▶ **MATERIAL**:
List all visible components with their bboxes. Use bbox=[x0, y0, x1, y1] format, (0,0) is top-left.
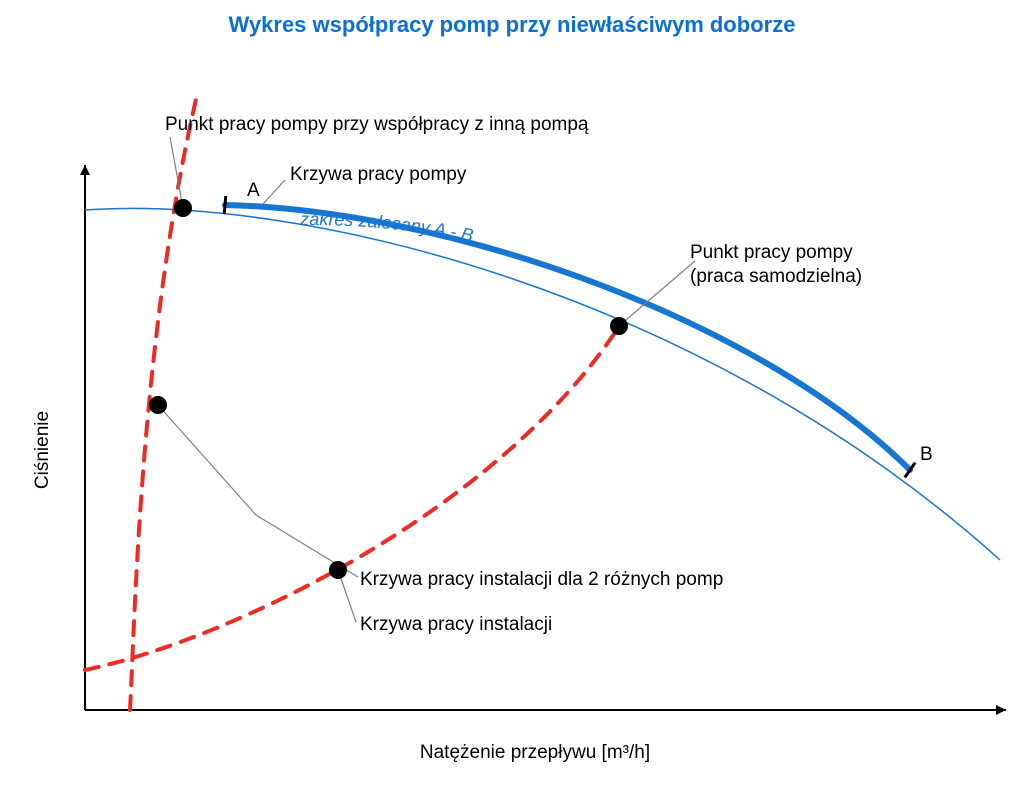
range-label: zakres zalecany A - B bbox=[299, 209, 475, 246]
chart-area: zakres zalecany A - B AB Punkt pracy pom… bbox=[0, 0, 1024, 811]
callout-solo-point: Punkt pracy pompy(praca samodzielna) bbox=[690, 242, 862, 287]
x-axis-label: Natężenie przepływu [m³/h] bbox=[420, 742, 650, 763]
callout-labels: Punkt pracy pompy przy współpracy z inną… bbox=[165, 114, 862, 635]
callout-lines bbox=[158, 137, 695, 622]
y-axis-label: Ciśnienie bbox=[32, 411, 53, 489]
callout-coop-point: Punkt pracy pompy przy współpracy z inną… bbox=[165, 114, 589, 135]
pump-curve: zakres zalecany A - B bbox=[85, 196, 1000, 560]
callout-pump-curve: Krzywa pracy pompy bbox=[290, 164, 467, 185]
label-b: B bbox=[920, 444, 933, 465]
callout-installation: Krzywa pracy instalacji bbox=[360, 614, 552, 635]
label-a: A bbox=[247, 180, 260, 201]
callout-installation-two-pumps: Krzywa pracy instalacji dla 2 różnych po… bbox=[360, 569, 723, 590]
points: AB bbox=[149, 180, 933, 579]
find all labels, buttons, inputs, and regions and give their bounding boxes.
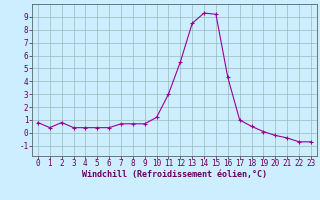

▶ **WRITTEN REQUEST**:
Please repeat the material word for word from its first line through the line containing "callout-pump-curve: Krzywa pracy", both included, leaving out the pictures.

▶ **THE SOLUTION**:
List all visible components with their bboxes. Use bbox=[x0, y0, x1, y1] format, (0,0) is top-left.
range-label: zakres zalecany A - B bbox=[299, 209, 475, 246]
chart-area: zakres zalecany A - B AB Punkt pracy pom… bbox=[0, 0, 1024, 811]
callout-solo-point: Punkt pracy pompy(praca samodzielna) bbox=[690, 242, 862, 287]
x-axis-label: Natężenie przepływu [m³/h] bbox=[420, 742, 650, 763]
callout-labels: Punkt pracy pompy przy współpracy z inną… bbox=[165, 114, 862, 635]
callout-lines bbox=[158, 137, 695, 622]
y-axis-label: Ciśnienie bbox=[32, 411, 53, 489]
callout-coop-point: Punkt pracy pompy przy współpracy z inną… bbox=[165, 114, 589, 135]
pump-curve: zakres zalecany A - B bbox=[85, 196, 1000, 560]
callout-pump-curve: Krzywa pracy pompy bbox=[290, 164, 467, 185]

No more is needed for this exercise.